### Task input
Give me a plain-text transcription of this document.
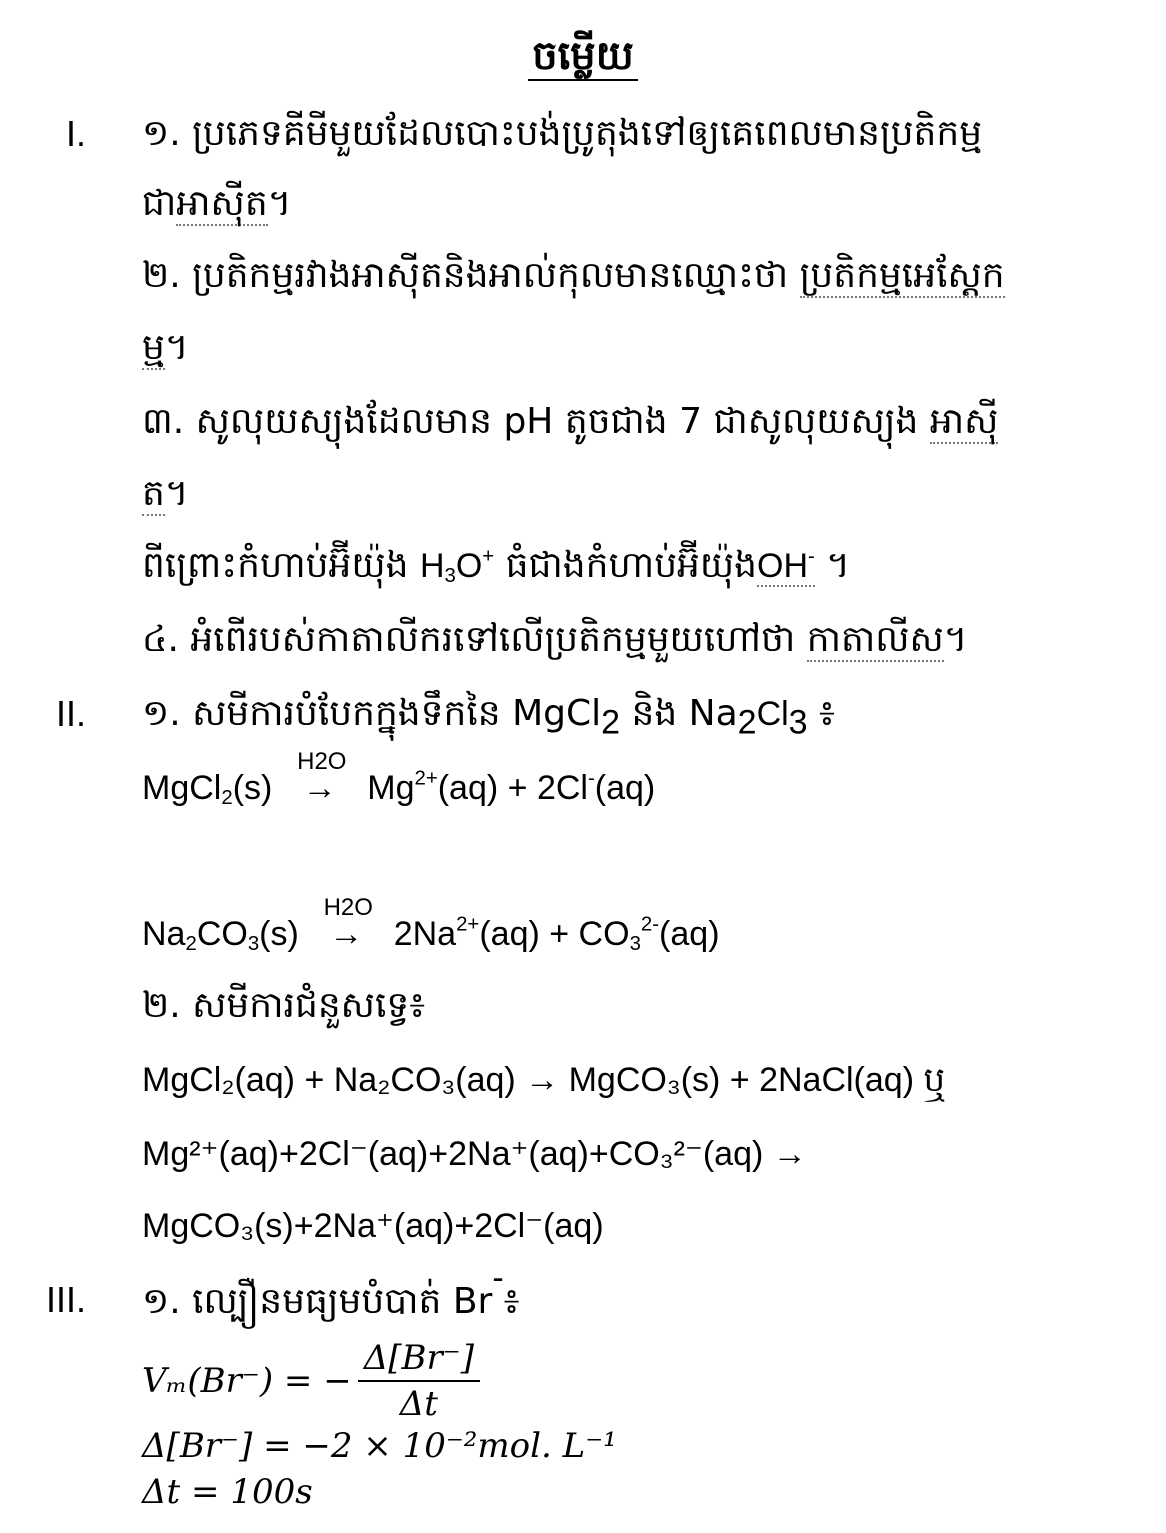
ចម្លើយ
I. ១. ប្រភេទគីមីមួយដែលបោះបង់ប្រូតុងទៅឲ្យគេពេលមានប្រតិកម្ម
ជាអាស៊ីត។
២. ប្រតិកម្មរវាងអាស៊ីតនិងអាល់កុលមានឈ្មោះថា ប្រតិកម្មអេស្តែក
ម្ម។
៣. សូលុយស្យុងដែលមាន pH តូចជាង 7 ជាសូលុយស្យុង អាស៊ី
ត។
ពីព្រោះកំហាប់អ៊ីយ៉ុង $H_3O^+$ ធំជាងកំហាប់អ៊ីយ៉ុងOH- ។
៤. អំពើរបស់កាតាលីករទៅលើប្រតិកម្មមួយហៅថា កាតាលីស។
II. ១. សមីការបំបែកក្នុងទឹកនៃ MgCl$_2$ និង $Na_2Cl_3$ ៖
MgCl$_2$(s)
H2O
→ $Mg^{2+}(aq) + 2Cl^-(aq)$
$Na_2CO_3(s)$
H2O
→ $2Na^{2+}(aq) + CO_3^{2-}(aq)$
២. សមីការជំនួសទ្វេ៖
MgCl₂(aq) + Na₂CO₃(aq) → MgCO₃(s) + 2NaCl(aq) ឬ
Mg²⁺(aq)+2Cl⁻(aq)+2Na⁺(aq)+CO₃²⁻(aq) →
MgCO₃(s)+2Na⁺(aq)+2Cl⁻(aq)
III. ១. ល្បឿនមធ្យមបំបាត់ Br-៖
Vₘ(Br⁻) = − $\frac{\Delta[Br^-]}{\Delta t}$
Δ[Br⁻] = −2 × 10⁻²mol. L⁻¹
Δt = 100s
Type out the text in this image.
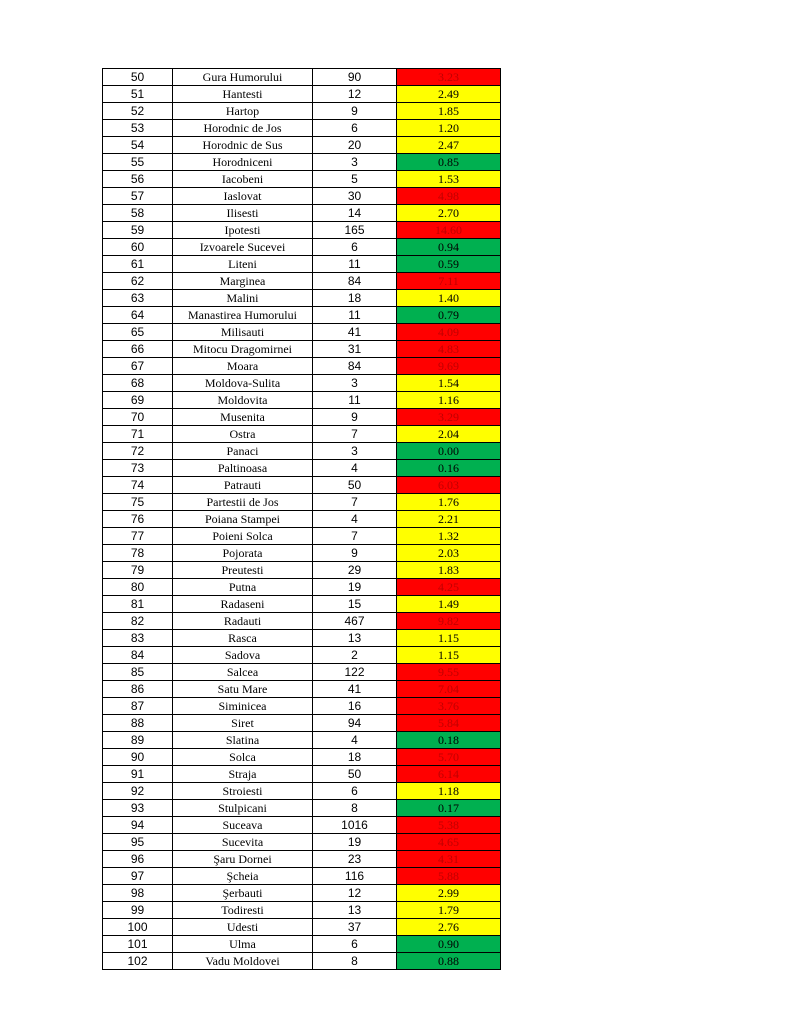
50	Gura Humorului	90	3.23
51	Hantesti	12	2.49
52	Hartop	9	1.85
53	Horodnic de Jos	6	1.20
54	Horodnic de Sus	20	2.47
55	Horodniceni	3	0.85
56	Iacobeni	5	1.53
57	Iaslovat	30	4.98
58	Ilisesti	14	2.70
59	Ipotesti	165	14.60
60	Izvoarele Sucevei	6	0.94
61	Liteni	11	0.59
62	Marginea	84	7.11
63	Malini	18	1.40
64	Manastirea Humorului	11	0.79
65	Milisauti	41	4.09
66	Mitocu Dragomirnei	31	4.83
67	Moara	84	9.69
68	Moldova-Sulita	3	1.54
69	Moldovita	11	1.16
70	Musenita	9	3.29
71	Ostra	7	2.04
72	Panaci	3	0.00
73	Paltinoasa	4	0.16
74	Patrauti	50	6.03
75	Partestii de Jos	7	1.76
76	Poiana Stampei	4	2.21
77	Poieni Solca	7	1.32
78	Pojorata	9	2.03
79	Preutesti	29	1.83
80	Putna	19	4.25
81	Radaseni	15	1.49
82	Radauti	467	9.82
83	Rasca	13	1.15
84	Sadova	2	1.15
85	Salcea	122	9.55
86	Satu Mare	41	7.04
87	Siminicea	16	3.76
88	Siret	94	5.84
89	Slatina	4	0.18
90	Solca	18	5.70
91	Straja	50	6.14
92	Stroiesti	6	1.18
93	Stulpicani	8	0.17
94	Suceava	1016	5.38
95	Sucevita	19	4.65
96	Şaru Dornei	23	4.31
97	Şcheia	116	5.88
98	Şerbauti	12	2.99
99	Todiresti	13	1.79
100	Udesti	37	2.76
101	Ulma	6	0.90
102	Vadu Moldovei	8	0.88
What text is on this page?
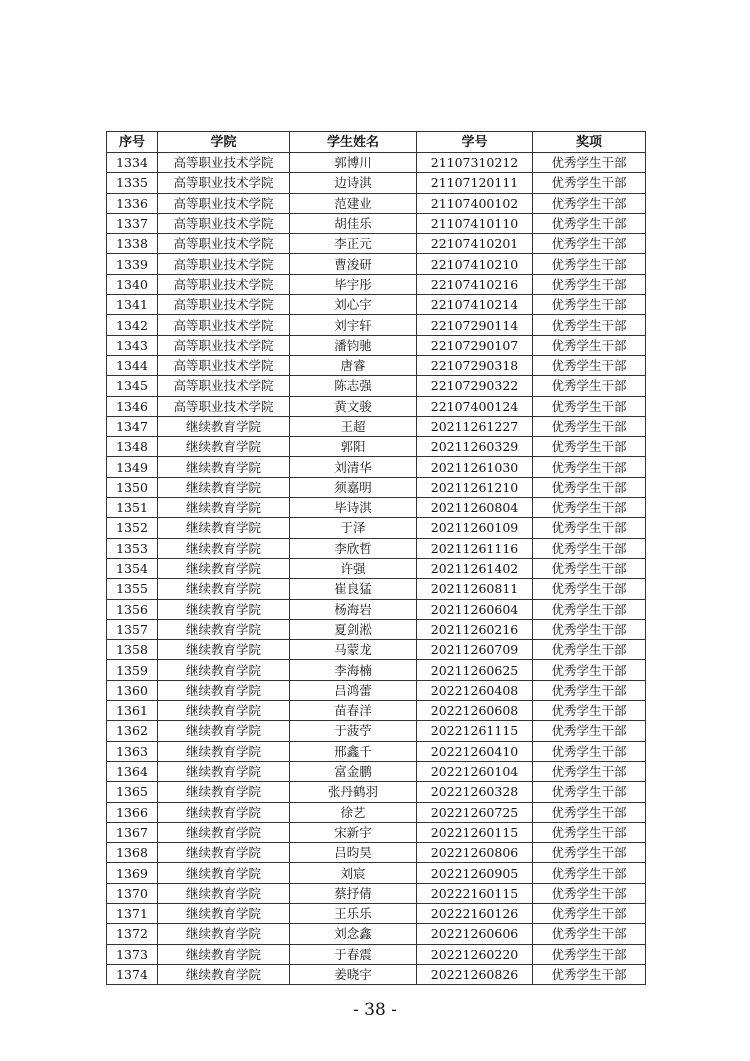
序号	学院	学生姓名	学号	奖项
1334	高等职业技术学院	郭博川	21107310212	优秀学生干部
1335	高等职业技术学院	边诗淇	21107120111	优秀学生干部
1336	高等职业技术学院	范建业	21107400102	优秀学生干部
1337	高等职业技术学院	胡佳乐	21107410110	优秀学生干部
1338	高等职业技术学院	李正元	22107410201	优秀学生干部
1339	高等职业技术学院	曹浚研	22107410210	优秀学生干部
1340	高等职业技术学院	毕宇彤	22107410216	优秀学生干部
1341	高等职业技术学院	刘心宇	22107410214	优秀学生干部
1342	高等职业技术学院	刘宇轩	22107290114	优秀学生干部
1343	高等职业技术学院	潘钧驰	22107290107	优秀学生干部
1344	高等职业技术学院	唐睿	22107290318	优秀学生干部
1345	高等职业技术学院	陈志强	22107290322	优秀学生干部
1346	高等职业技术学院	黄文骏	22107400124	优秀学生干部
1347	继续教育学院	王超	20211261227	优秀学生干部
1348	继续教育学院	郭阳	20211260329	优秀学生干部
1349	继续教育学院	刘清华	20211261030	优秀学生干部
1350	继续教育学院	须嘉明	20211261210	优秀学生干部
1351	继续教育学院	毕诗淇	20211260804	优秀学生干部
1352	继续教育学院	于泽	20211260109	优秀学生干部
1353	继续教育学院	李欣哲	20211261116	优秀学生干部
1354	继续教育学院	许强	20211261402	优秀学生干部
1355	继续教育学院	崔良猛	20211260811	优秀学生干部
1356	继续教育学院	杨海岩	20211260604	优秀学生干部
1357	继续教育学院	夏剑淞	20211260216	优秀学生干部
1358	继续教育学院	马蒙龙	20211260709	优秀学生干部
1359	继续教育学院	李海楠	20211260625	优秀学生干部
1360	继续教育学院	吕鸿蕾	20221260408	优秀学生干部
1361	继续教育学院	苗春洋	20221260608	优秀学生干部
1362	继续教育学院	于菠苧	20221261115	优秀学生干部
1363	继续教育学院	邢鑫千	20221260410	优秀学生干部
1364	继续教育学院	富金鹏	20221260104	优秀学生干部
1365	继续教育学院	张丹鹤羽	20221260328	优秀学生干部
1366	继续教育学院	徐艺	20221260725	优秀学生干部
1367	继续教育学院	宋新宇	20221260115	优秀学生干部
1368	继续教育学院	吕昀昊	20221260806	优秀学生干部
1369	继续教育学院	刘宸	20221260905	优秀学生干部
1370	继续教育学院	蔡抒倩	20222160115	优秀学生干部
1371	继续教育学院	王乐乐	20222160126	优秀学生干部
1372	继续教育学院	刘念鑫	20221260606	优秀学生干部
1373	继续教育学院	于春震	20221260220	优秀学生干部
1374	继续教育学院	姜晓宇	20221260826	优秀学生干部
- 38 -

### What is expected
Identify each line in the records above that contains the word "Humorului", and copy it out in full.

### Answer in full
50	Gura Humorului	90	3.23
64	Manastirea Humorului	11	0.79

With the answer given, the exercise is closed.